• **Task brief**
Write every entry out again exactly, please, and skip the pictures.

start Material shown

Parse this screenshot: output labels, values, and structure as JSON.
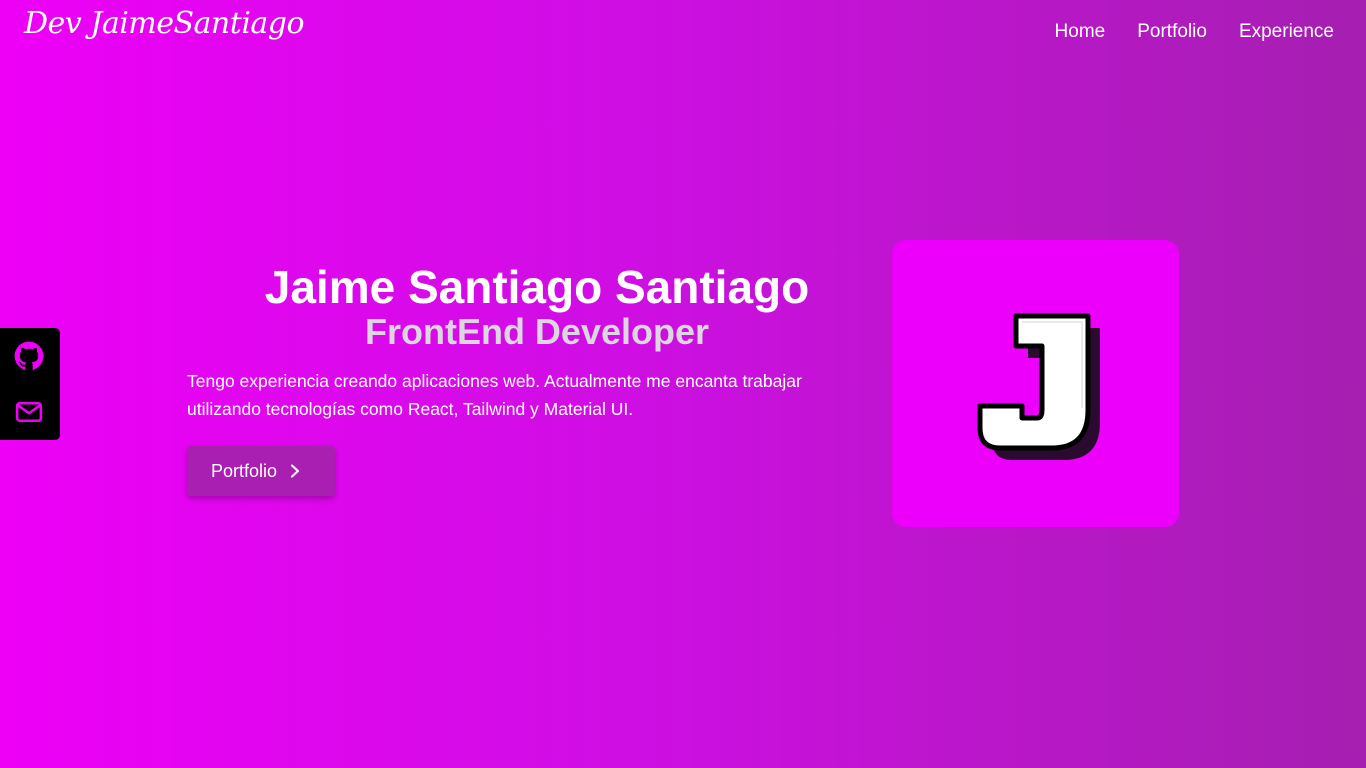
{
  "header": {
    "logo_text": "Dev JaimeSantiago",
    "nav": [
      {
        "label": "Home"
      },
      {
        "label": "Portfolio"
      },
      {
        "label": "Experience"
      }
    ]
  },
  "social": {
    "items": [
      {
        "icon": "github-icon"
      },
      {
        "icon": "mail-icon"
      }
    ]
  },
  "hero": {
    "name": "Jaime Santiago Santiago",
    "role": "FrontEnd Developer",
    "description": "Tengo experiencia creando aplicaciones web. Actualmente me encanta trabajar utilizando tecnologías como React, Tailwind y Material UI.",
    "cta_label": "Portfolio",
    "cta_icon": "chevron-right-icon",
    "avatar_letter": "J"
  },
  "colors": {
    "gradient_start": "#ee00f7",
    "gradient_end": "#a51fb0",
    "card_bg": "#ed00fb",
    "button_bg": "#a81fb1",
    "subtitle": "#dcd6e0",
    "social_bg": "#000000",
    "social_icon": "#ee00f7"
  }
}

end Material shown

• **Answer to the exercise**
Parse this screenshot: output labels, values, and structure as JSON.
{
  "header": {
    "logo_text": "Dev JaimeSantiago",
    "nav": [
      {
        "label": "Home"
      },
      {
        "label": "Portfolio"
      },
      {
        "label": "Experience"
      }
    ]
  },
  "social": {
    "items": [
      {
        "icon": "github-icon"
      },
      {
        "icon": "mail-icon"
      }
    ]
  },
  "hero": {
    "name": "Jaime Santiago Santiago",
    "role": "FrontEnd Developer",
    "description": "Tengo experiencia creando aplicaciones web. Actualmente me encanta trabajar utilizando tecnologías como React, Tailwind y Material UI.",
    "cta_label": "Portfolio",
    "cta_icon": "chevron-right-icon",
    "avatar_letter": "J"
  },
  "colors": {
    "gradient_start": "#ee00f7",
    "gradient_end": "#a51fb0",
    "card_bg": "#ed00fb",
    "button_bg": "#a81fb1",
    "subtitle": "#dcd6e0",
    "social_bg": "#000000",
    "social_icon": "#ee00f7"
  }
}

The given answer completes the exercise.